⟨
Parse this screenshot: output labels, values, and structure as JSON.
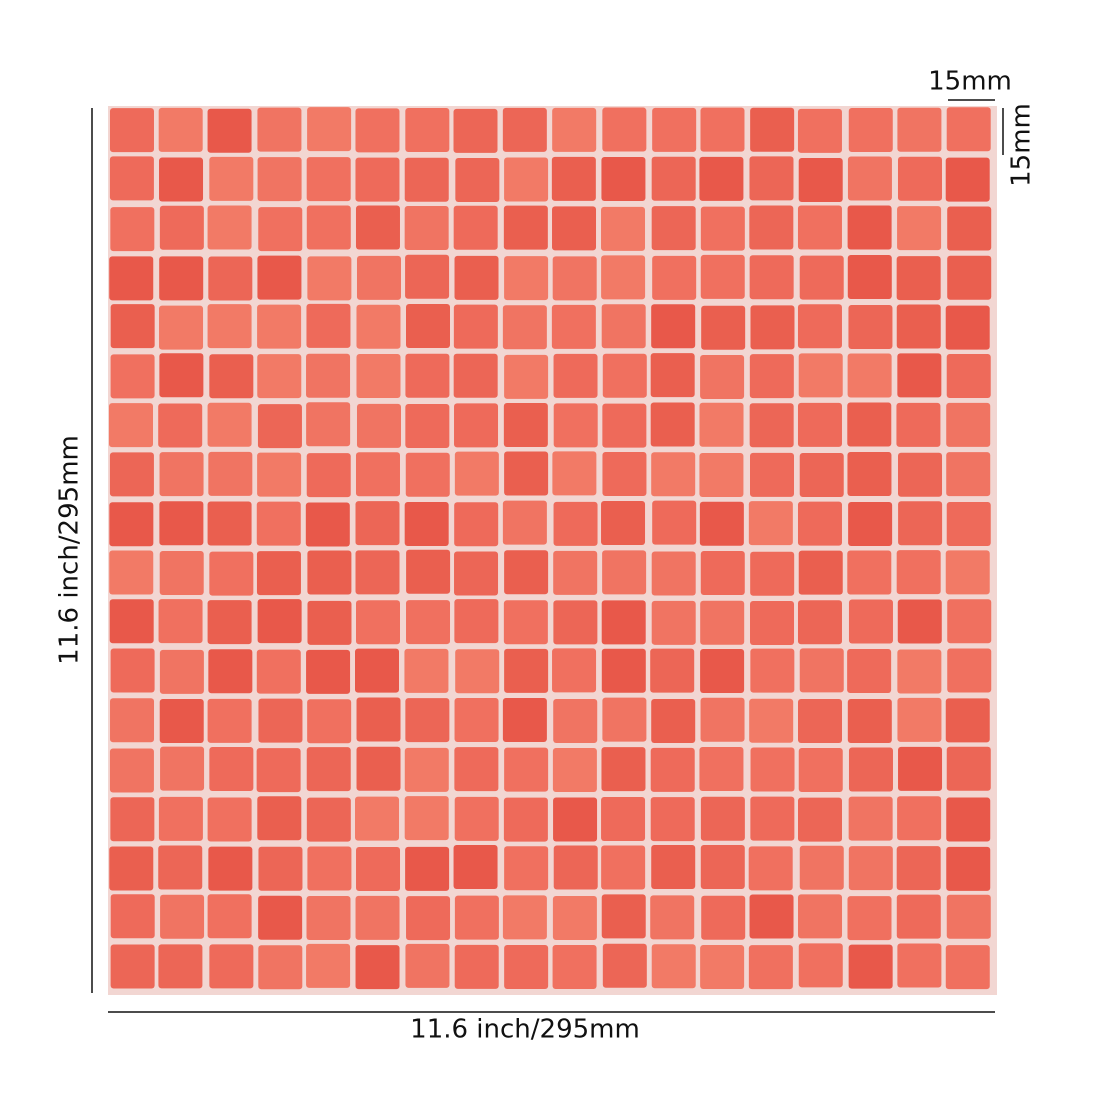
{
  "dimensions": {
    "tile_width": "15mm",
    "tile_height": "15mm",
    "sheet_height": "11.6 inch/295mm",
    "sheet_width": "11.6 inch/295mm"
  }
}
⟩
Without including any pictures, reproduce the listing exactly.

#### WRITTEN RESPONSE:
Parse this screenshot: output labels, values, and structure as JSON.
{
  "dimensions": {
    "tile_width": "15mm",
    "tile_height": "15mm",
    "sheet_height": "11.6 inch/295mm",
    "sheet_width": "11.6 inch/295mm"
  }
}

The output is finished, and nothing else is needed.